> Instruction
Scan the entries below for the word "this". Copy each line that has it.

## START Input

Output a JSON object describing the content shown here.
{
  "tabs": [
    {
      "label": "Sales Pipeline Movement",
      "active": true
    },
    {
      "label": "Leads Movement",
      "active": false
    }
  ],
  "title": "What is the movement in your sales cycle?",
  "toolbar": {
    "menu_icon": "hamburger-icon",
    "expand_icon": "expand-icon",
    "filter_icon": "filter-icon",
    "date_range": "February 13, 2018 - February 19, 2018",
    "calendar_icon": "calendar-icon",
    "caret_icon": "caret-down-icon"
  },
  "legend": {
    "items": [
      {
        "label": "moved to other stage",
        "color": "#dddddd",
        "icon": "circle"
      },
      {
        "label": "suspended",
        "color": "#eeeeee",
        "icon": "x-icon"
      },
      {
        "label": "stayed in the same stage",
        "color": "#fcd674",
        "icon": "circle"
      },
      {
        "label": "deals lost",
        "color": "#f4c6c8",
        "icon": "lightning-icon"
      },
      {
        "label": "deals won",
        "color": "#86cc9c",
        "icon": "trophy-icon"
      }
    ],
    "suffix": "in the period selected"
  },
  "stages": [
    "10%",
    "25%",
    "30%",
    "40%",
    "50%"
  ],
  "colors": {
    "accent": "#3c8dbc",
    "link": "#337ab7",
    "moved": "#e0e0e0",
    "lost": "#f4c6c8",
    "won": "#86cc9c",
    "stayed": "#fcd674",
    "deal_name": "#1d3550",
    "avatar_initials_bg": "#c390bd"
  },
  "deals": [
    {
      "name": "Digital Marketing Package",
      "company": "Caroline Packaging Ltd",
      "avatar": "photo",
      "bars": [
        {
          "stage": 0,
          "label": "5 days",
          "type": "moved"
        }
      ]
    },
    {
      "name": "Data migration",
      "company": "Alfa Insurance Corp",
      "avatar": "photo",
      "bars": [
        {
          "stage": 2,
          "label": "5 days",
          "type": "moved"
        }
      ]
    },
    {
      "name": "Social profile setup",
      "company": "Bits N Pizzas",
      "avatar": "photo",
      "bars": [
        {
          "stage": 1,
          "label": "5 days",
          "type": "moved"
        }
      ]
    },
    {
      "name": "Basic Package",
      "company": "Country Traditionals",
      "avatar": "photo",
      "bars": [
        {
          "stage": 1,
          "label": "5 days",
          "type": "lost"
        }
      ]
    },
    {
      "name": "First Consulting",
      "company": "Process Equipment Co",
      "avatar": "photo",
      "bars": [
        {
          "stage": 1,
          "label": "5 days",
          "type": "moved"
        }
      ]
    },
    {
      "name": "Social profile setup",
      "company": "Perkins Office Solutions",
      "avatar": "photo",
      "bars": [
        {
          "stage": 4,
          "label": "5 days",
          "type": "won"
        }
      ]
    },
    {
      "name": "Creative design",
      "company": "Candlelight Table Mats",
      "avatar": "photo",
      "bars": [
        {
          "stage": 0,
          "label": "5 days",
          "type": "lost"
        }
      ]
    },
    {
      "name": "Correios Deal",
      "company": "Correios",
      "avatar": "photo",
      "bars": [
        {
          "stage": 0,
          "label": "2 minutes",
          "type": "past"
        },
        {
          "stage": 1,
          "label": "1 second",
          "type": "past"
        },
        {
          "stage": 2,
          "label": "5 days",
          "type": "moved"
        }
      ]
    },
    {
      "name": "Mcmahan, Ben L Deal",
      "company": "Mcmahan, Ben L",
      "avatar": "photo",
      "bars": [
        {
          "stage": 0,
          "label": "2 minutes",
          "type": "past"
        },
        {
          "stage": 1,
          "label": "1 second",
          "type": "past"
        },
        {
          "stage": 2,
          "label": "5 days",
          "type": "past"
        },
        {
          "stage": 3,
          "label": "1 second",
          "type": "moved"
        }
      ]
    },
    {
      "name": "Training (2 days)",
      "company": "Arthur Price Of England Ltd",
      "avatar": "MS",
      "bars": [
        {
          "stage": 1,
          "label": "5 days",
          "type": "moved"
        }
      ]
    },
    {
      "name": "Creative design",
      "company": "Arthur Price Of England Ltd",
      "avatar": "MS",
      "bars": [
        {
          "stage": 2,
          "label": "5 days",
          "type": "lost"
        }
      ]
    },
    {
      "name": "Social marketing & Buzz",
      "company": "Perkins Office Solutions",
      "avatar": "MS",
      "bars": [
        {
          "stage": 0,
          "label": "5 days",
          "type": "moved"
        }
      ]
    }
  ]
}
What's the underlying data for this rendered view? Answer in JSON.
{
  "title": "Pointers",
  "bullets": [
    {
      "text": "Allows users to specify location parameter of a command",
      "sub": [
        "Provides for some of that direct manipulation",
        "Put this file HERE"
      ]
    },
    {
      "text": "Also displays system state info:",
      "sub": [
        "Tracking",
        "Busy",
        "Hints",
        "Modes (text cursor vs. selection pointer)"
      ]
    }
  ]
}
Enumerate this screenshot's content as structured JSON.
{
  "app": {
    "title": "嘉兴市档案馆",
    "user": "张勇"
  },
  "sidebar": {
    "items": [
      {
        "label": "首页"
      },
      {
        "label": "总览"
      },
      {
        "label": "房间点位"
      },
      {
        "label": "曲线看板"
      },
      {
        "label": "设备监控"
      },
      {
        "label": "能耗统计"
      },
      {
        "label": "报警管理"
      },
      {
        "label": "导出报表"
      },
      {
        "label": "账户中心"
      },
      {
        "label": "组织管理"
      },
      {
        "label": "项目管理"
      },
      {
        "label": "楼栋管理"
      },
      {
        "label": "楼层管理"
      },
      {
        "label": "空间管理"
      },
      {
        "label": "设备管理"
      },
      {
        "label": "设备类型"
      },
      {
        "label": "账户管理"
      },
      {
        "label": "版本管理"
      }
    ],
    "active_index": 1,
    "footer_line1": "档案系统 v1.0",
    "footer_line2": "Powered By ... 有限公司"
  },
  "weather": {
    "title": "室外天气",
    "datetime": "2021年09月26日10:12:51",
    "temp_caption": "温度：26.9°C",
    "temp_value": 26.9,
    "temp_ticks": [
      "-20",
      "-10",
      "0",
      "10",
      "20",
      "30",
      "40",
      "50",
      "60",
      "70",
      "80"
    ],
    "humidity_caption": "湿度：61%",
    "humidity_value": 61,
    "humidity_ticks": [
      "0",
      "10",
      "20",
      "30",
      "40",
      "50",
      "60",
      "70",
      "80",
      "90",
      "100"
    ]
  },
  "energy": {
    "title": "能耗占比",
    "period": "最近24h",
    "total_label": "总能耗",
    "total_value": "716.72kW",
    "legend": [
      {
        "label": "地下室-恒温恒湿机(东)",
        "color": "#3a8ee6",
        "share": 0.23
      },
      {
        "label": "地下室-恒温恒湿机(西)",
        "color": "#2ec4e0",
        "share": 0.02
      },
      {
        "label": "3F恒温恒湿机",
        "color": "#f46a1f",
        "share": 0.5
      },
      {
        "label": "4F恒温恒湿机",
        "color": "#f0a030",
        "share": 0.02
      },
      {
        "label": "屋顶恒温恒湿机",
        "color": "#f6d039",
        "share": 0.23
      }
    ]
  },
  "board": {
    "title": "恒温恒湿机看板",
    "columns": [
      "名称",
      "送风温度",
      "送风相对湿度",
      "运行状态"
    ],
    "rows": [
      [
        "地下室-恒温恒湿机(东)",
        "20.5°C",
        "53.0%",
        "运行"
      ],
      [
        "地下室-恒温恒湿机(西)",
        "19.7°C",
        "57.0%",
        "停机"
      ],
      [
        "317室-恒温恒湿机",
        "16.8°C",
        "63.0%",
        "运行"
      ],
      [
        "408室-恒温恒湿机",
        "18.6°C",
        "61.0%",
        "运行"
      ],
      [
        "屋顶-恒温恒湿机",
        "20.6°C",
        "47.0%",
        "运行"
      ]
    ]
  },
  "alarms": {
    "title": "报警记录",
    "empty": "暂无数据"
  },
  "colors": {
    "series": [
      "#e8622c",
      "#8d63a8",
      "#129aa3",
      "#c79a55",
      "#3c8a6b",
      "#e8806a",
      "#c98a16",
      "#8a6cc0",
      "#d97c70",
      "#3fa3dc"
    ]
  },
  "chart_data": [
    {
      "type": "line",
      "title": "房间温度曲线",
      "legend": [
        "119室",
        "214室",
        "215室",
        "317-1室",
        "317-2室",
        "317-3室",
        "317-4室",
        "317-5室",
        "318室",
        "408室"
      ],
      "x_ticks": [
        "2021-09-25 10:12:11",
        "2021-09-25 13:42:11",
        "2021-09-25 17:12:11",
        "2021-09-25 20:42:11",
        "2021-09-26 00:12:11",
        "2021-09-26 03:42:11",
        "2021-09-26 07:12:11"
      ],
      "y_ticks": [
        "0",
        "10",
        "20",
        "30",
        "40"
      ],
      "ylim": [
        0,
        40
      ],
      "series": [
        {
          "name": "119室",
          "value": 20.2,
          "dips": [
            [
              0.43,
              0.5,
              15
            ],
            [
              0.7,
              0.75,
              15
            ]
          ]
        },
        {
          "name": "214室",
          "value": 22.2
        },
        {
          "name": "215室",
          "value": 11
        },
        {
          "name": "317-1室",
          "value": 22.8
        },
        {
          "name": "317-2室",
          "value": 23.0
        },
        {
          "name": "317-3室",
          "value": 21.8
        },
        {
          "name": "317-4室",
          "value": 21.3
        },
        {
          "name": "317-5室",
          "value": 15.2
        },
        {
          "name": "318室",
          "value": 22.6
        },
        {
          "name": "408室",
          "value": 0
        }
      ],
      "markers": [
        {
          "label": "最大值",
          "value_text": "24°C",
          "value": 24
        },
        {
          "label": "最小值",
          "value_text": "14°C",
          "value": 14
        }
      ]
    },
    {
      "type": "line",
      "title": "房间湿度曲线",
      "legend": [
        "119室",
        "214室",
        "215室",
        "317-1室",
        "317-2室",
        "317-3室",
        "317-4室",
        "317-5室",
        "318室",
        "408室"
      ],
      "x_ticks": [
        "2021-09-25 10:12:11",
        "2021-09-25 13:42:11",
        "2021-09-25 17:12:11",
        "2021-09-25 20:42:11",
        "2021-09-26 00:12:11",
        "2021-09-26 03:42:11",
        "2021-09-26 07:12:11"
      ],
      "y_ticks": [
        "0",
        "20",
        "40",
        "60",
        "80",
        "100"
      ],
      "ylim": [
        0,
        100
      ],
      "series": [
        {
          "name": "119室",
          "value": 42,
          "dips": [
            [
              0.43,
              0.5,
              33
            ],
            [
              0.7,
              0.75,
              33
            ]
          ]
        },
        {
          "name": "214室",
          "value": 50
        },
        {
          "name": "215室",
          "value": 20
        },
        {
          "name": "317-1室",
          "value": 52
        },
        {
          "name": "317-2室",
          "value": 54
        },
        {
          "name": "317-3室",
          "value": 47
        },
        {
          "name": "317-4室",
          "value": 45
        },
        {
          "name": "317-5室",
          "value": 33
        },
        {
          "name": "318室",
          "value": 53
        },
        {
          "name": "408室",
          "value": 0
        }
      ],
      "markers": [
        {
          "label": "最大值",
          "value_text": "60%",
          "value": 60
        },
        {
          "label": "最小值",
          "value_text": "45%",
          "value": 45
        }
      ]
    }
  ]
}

## END Input

> Task result
What's the underlying data for this rendered view? Answer in JSON.
        "Put this file HERE"
Enumerate this screenshot's content as structured JSON.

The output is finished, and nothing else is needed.